-- Written instruction --
Your task is to copy every line of the records below that contains "Walking".

--- begin ---

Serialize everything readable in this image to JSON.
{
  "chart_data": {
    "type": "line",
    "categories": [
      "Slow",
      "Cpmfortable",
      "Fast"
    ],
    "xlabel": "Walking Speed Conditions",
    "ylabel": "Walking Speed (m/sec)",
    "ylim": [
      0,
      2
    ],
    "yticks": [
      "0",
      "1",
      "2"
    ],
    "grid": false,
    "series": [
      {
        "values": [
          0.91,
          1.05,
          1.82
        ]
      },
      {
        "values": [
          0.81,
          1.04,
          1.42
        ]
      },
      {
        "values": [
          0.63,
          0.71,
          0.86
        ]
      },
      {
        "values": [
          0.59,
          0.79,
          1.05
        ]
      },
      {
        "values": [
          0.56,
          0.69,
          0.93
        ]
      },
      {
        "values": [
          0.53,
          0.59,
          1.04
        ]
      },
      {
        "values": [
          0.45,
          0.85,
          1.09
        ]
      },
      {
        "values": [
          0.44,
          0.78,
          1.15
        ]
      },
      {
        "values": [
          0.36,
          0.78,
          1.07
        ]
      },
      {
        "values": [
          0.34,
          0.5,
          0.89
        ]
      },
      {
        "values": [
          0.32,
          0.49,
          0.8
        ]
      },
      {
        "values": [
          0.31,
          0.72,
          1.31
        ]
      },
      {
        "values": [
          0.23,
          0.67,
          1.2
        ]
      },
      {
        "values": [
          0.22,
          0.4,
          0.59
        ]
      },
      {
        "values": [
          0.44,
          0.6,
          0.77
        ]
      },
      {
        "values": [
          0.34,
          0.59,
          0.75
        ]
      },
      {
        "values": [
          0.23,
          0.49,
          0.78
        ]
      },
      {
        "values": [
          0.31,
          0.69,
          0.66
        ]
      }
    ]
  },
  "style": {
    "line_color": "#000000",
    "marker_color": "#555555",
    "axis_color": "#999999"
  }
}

--- end ---

-- Written solution --
    "xlabel": "Walking Speed Conditions",
    "ylabel": "Walking Speed (m/sec)",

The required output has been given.